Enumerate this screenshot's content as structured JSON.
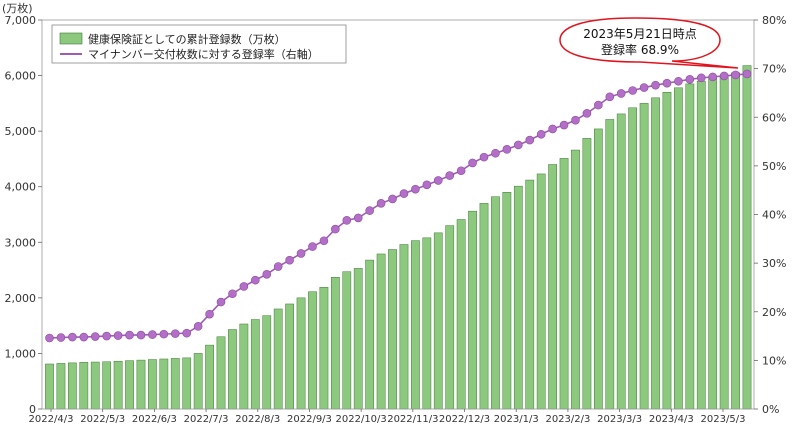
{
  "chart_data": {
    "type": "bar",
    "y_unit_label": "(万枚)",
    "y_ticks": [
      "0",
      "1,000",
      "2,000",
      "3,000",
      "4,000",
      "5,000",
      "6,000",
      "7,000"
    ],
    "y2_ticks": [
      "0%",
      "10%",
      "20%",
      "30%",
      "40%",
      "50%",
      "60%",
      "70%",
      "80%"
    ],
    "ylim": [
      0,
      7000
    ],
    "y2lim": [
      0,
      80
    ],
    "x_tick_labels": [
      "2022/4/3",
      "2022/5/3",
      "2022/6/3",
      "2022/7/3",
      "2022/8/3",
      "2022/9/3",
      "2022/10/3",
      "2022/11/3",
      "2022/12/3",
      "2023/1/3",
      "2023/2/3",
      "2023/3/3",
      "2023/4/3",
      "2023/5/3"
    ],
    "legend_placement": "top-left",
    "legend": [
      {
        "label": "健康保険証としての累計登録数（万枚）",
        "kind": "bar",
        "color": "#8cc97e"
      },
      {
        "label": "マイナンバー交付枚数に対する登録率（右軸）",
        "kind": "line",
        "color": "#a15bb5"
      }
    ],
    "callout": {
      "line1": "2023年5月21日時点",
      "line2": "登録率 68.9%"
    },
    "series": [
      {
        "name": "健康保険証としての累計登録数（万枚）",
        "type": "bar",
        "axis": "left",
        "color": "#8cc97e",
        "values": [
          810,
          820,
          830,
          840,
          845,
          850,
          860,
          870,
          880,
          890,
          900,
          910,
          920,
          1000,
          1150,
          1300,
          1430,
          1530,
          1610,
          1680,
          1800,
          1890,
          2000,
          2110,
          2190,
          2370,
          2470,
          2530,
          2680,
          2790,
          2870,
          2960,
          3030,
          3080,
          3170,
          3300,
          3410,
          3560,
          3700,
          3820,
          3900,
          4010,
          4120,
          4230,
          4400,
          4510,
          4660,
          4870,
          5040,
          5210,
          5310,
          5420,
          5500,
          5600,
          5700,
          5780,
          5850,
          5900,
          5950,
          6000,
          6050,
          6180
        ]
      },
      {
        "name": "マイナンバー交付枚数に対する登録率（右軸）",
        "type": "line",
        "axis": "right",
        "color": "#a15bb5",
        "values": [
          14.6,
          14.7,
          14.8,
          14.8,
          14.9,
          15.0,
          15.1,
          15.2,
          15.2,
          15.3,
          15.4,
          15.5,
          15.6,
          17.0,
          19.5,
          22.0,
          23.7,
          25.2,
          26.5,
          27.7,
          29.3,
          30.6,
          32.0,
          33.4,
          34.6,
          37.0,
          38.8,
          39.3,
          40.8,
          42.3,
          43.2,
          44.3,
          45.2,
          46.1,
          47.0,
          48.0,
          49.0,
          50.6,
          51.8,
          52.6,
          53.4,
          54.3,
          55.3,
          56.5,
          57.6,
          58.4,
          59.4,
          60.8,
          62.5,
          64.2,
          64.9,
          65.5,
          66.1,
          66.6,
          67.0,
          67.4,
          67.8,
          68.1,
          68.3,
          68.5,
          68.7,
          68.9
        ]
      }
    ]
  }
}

:::

Search the data above for the word "color", then gather each line in which it appears.

        "color": "#8cc97e"
        "color": "#a15bb5"
        "color": "#8cc97e",
        "color": "#a15bb5",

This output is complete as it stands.